DIRECTIVES =>
- 1) Please copy from the well casing excerpt, word for word, the passage that begins at the words "In other embodiment, the" and stops after "the bonding agent.".
- 2) Write the next part of the well casing excerpt, picking up after its last sentence.

EXCERPT PROVIDED =>

┄┄┄┄┄┄┄┄┄┄┄┄┄┄┄┄┄┄┄┄

In one embodiment, the invention features a well casing for receiving well fluid from a producing formation. The well casing has a first tubular section that has a tortuous outer surface for directing the flow of a bonding agent around the exterior of the first tubular section. The first tubular section has a central passageway. The well casing also has a second tubular section that is coaxial with and is connected to the first tubular section. The second tubular section has at least one opening for directing well fluid into a central passageway of the second tubular section.

In other embodiment, the invention features a well casing for receiving well fluid from a producing formation. The well casing has a tubular section that has a central passageway for receiving well fluid and a port for directing a bonding agent from the central passageway to a region outside of the tubular section. The casing has a wiper that is slidably mounted on an outer surface of the tubular section and is configured to apply pressure to the bonding agent.

In another embodiment, the invention features a method for use in a well. The method includes using a central passageway of a tubing to receive well fluid from a producing formation and using a tortuous outer surface of the tubing for directing the flow of a bonding agent around an exterior region of the tubing.

┄┄┄┄┄┄┄┄┄┄┄┄┄┄┄┄┄┄┄┄

INFORMATION GIVEN =>
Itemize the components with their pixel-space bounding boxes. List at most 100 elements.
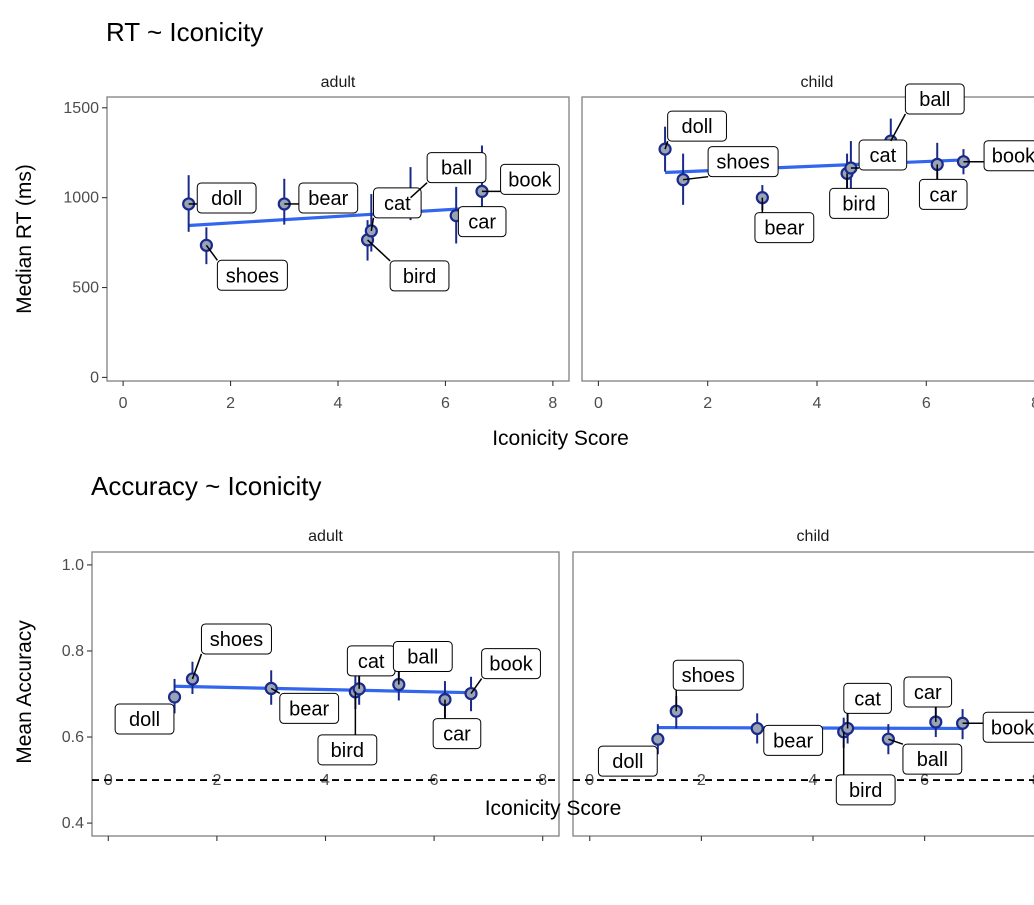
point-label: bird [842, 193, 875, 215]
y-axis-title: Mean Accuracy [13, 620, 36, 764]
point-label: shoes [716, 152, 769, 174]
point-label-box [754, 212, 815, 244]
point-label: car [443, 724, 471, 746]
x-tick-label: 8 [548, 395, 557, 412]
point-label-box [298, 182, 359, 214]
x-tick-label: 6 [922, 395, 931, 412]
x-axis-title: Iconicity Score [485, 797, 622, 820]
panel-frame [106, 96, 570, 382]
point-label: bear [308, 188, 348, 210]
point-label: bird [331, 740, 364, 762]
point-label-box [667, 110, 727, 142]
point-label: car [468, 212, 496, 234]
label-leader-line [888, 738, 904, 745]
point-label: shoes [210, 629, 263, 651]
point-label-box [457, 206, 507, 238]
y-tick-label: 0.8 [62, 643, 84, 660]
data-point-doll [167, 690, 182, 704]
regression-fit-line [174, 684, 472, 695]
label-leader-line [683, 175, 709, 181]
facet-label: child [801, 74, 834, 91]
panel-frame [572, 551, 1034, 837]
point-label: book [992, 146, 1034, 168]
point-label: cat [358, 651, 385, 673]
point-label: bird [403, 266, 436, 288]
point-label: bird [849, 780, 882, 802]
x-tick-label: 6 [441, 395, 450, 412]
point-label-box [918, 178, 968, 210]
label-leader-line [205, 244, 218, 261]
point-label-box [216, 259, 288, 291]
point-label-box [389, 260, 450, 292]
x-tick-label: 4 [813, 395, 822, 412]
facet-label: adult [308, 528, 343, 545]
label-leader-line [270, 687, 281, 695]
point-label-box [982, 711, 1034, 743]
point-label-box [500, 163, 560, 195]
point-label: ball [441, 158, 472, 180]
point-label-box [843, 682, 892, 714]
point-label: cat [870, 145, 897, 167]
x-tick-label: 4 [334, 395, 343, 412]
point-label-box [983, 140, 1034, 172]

┄┄┄┄┄┄┄┄┄┄┄┄┄┄┄┄┄┄┄┄

EXPECTED OUTPUTS =>
- 1)
In other embodiment, the invention features a well casing for receiving well fluid from a producing formation. The well casing has a tubular section that has a central passageway for receiving well fluid and a port for directing a bonding agent from the central passageway to a region outside of the tubular section. The casing has a wiper that is slidably mounted on an outer surface of the tubular section and is configured to apply pressure to the bonding agent.

- 2)
In yet another embodiment, the invention features a method for use in a well. The method includes using a central passageway of a tubing to receive well fluid from a producing formation and using a wiper on the outer surface of the tubing to direct flow of a bonding agent around an exterior region of the tubing.

FIG. 1 is a schematic diagram of a lateral well bore of the prior art.

FIG. 2 is a schematic diagram of a well casing according to one embodiment of the invention.

FIG. 3 is a schematic diagram of an insulation zone of the well bore of FIG. 2.

FIG. 4 is a cross-sectional view taken along line 4--4 of FIG. 3.

FIG. 5 is a cross-sectional view taken along line 5--5 of FIG. 3.

FIG. 6 is a schematic view illustrating the injection of cement within the well bore.

FIG. 7 is a schematic diagram of an alternative embodiment of the isolation section of the invention.

FIGS. 8 and 9 are schematic diagrams of well casings according to other embodiments of the invention.

FIGS. 10 and 11 are schematic diagrams of portions of tubing.

Referring to FIG. 2, cement is selectively placed around a well casing 21 to secure the casing 21 to a lateral well bore 20. To accomplish this, at selected isolation zones 24 of the well bore 20, a wet cement mixture is injected into the annular space between the casing 21 and the well bore 20. Due to gravitational forces, the cement mixture tends to settle before hardening which results in a nonhomogeneous, mixture. However, to combat this, the casing 21 has auger-shaped isolation sections 30 which are placed in the isolation zones 24 to create turbulence in the flow of wet cement around the well casing 21. As a result, water in the wet cement mixture is more evenly distributed, and debri in the well bore 20 is not concentrated in the cement at the bottom of the well bore 20.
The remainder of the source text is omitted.